[Dataset rows about figures]
== == ==
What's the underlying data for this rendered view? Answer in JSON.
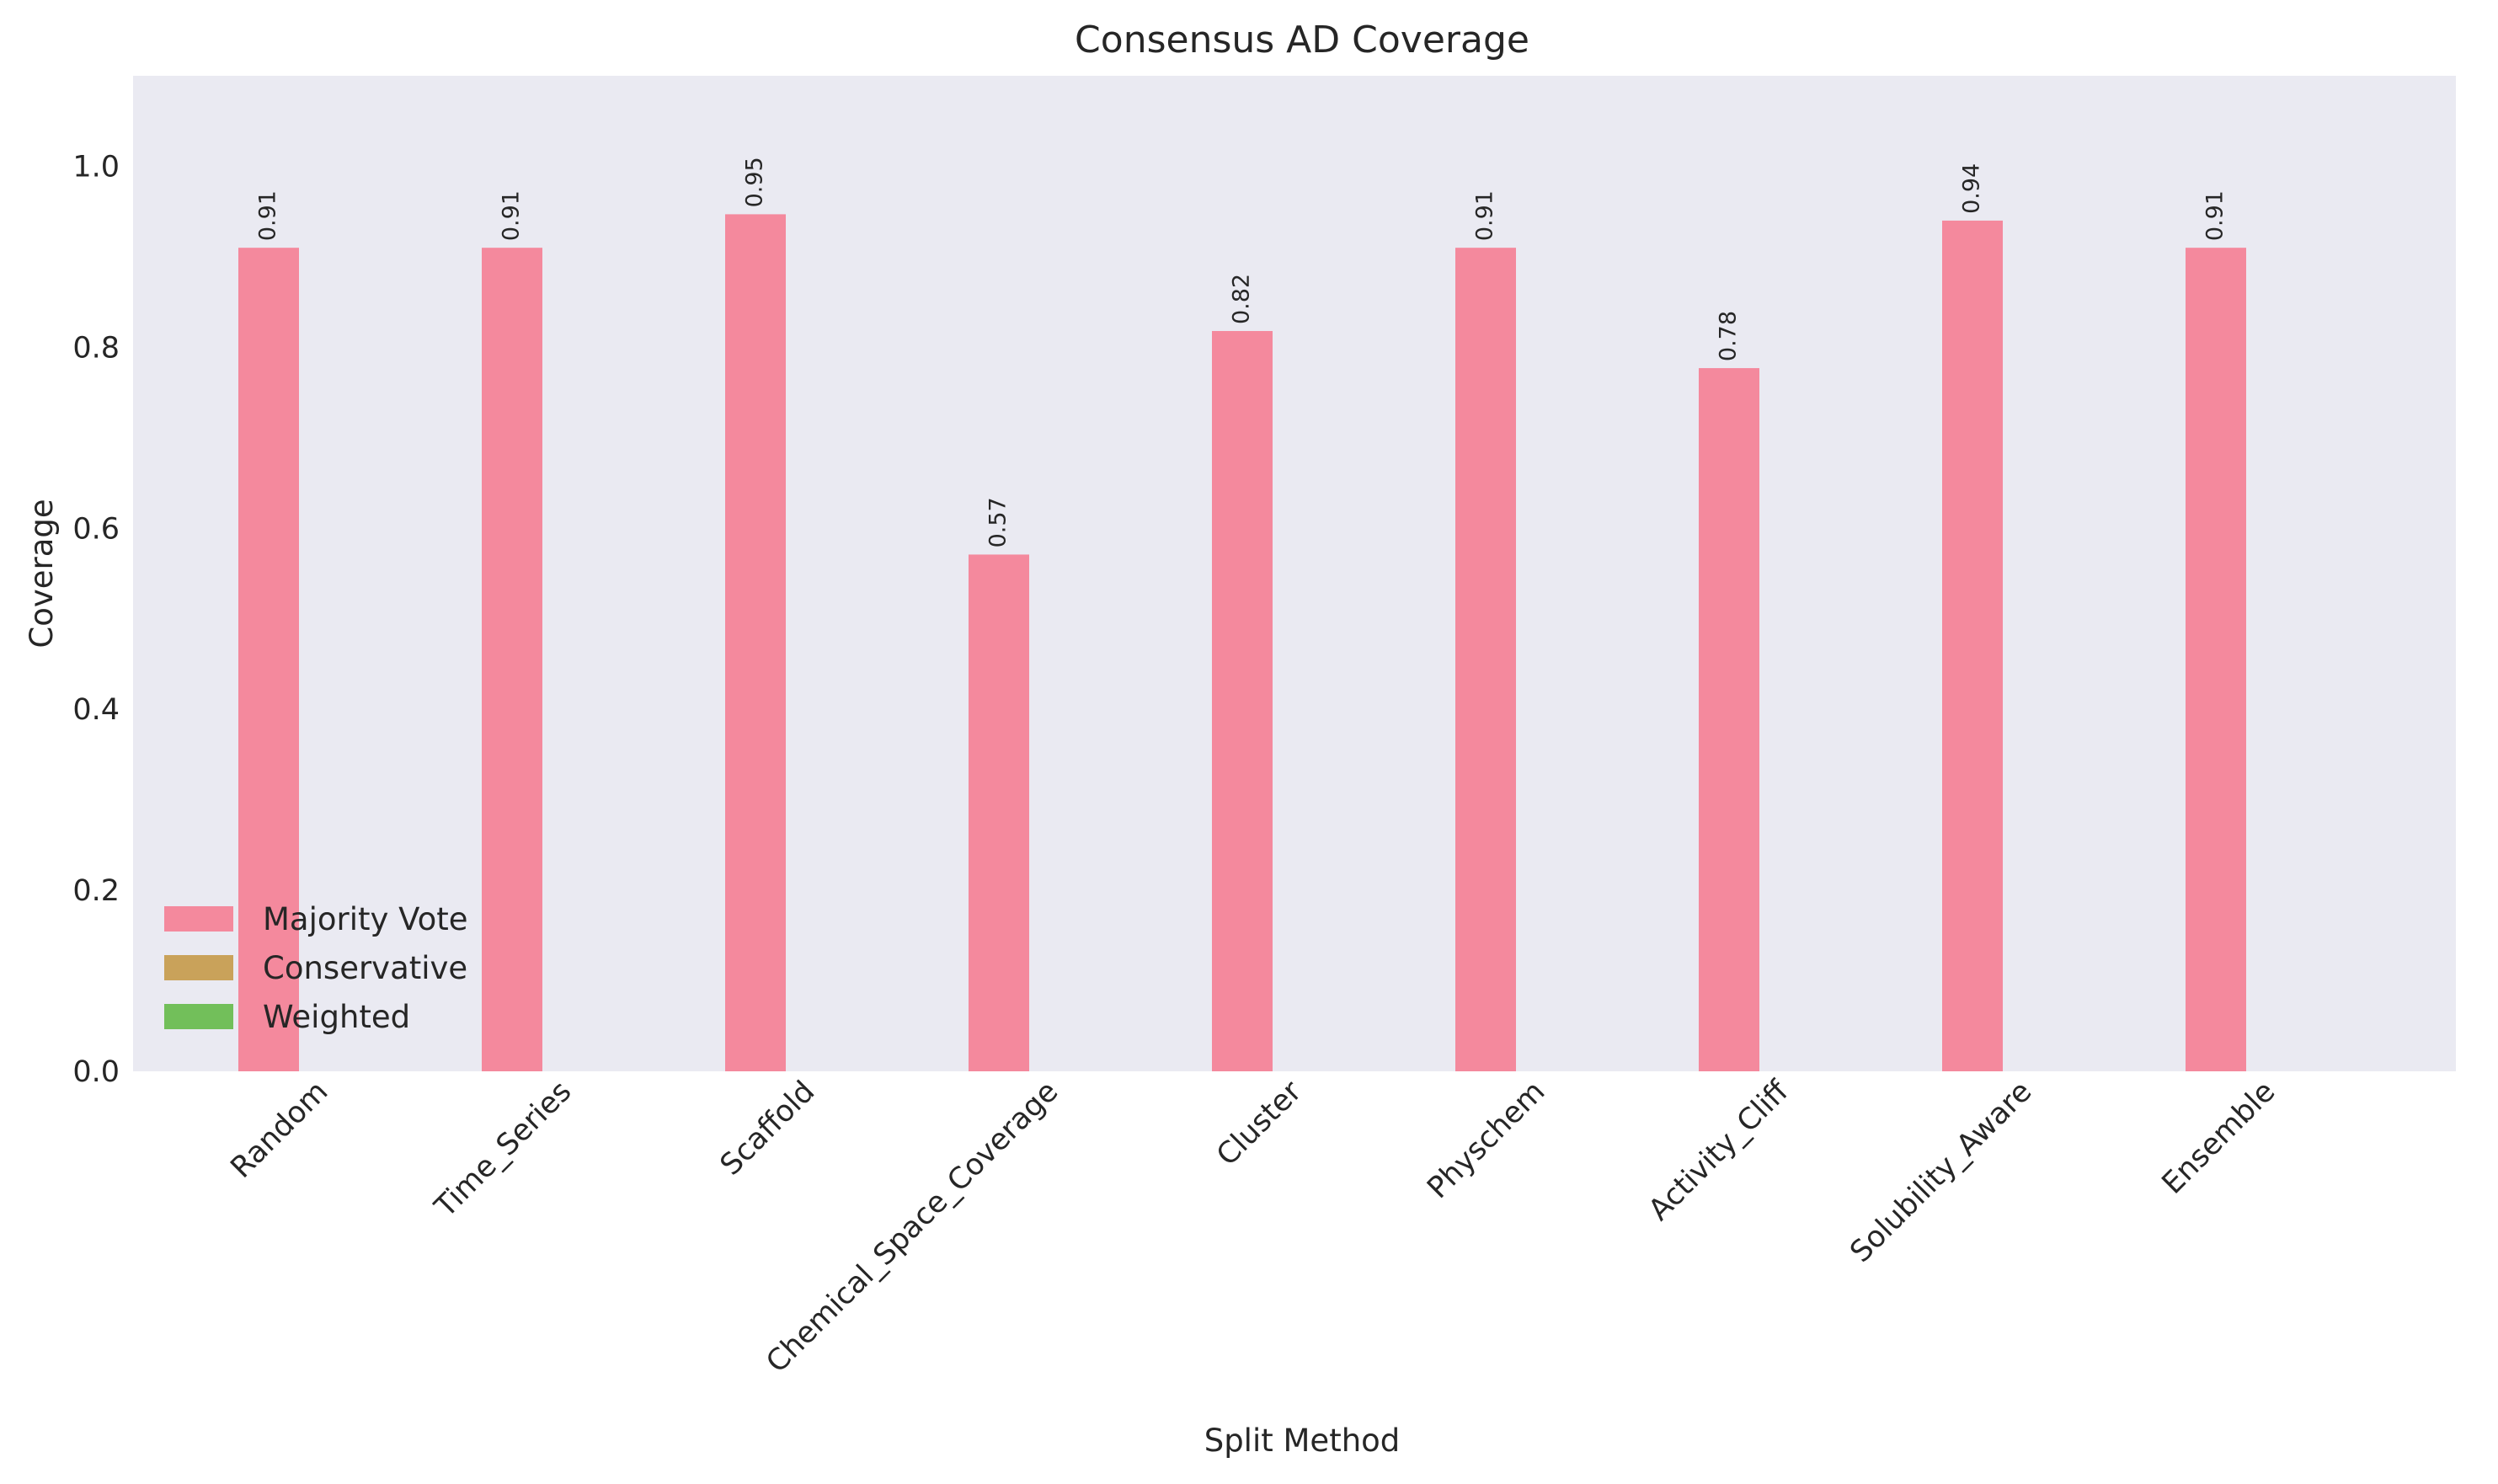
{
  "chart_data": {
    "type": "bar",
    "title": "Consensus AD Coverage",
    "xlabel": "Split Method",
    "ylabel": "Coverage",
    "ylim": [
      0,
      1.1
    ],
    "yticks": [
      0.0,
      0.2,
      0.4,
      0.6,
      0.8,
      1.0
    ],
    "grid": false,
    "legend_position": "lower-left",
    "categories": [
      "Random",
      "Time_Series",
      "Scaffold",
      "Chemical_Space_Coverage",
      "Cluster",
      "Physchem",
      "Activity_Cliff",
      "Solubility_Aware",
      "Ensemble"
    ],
    "series": [
      {
        "name": "Majority Vote",
        "color": "#f4899d",
        "values": [
          0.91,
          0.91,
          0.947,
          0.571,
          0.818,
          0.91,
          0.777,
          0.94,
          0.91
        ],
        "labels": [
          "0.91",
          "0.91",
          "0.95",
          "0.57",
          "0.82",
          "0.91",
          "0.78",
          "0.94",
          "0.91"
        ]
      },
      {
        "name": "Conservative",
        "color": "#c9a25a",
        "values": [
          0,
          0,
          0,
          0,
          0,
          0,
          0,
          0,
          0
        ],
        "labels": []
      },
      {
        "name": "Weighted",
        "color": "#72bf5a",
        "values": [
          0,
          0,
          0,
          0,
          0,
          0,
          0,
          0,
          0
        ],
        "labels": []
      }
    ],
    "background_color": "#eaeaf2"
  }
}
== == ==
WRITTEN REQUEST
Search the listing for the word "name". Copy every line in which it occurs.

RIGHT ANSWER
        "name": "Majority Vote",
        "name": "Conservative",
        "name": "Weighted",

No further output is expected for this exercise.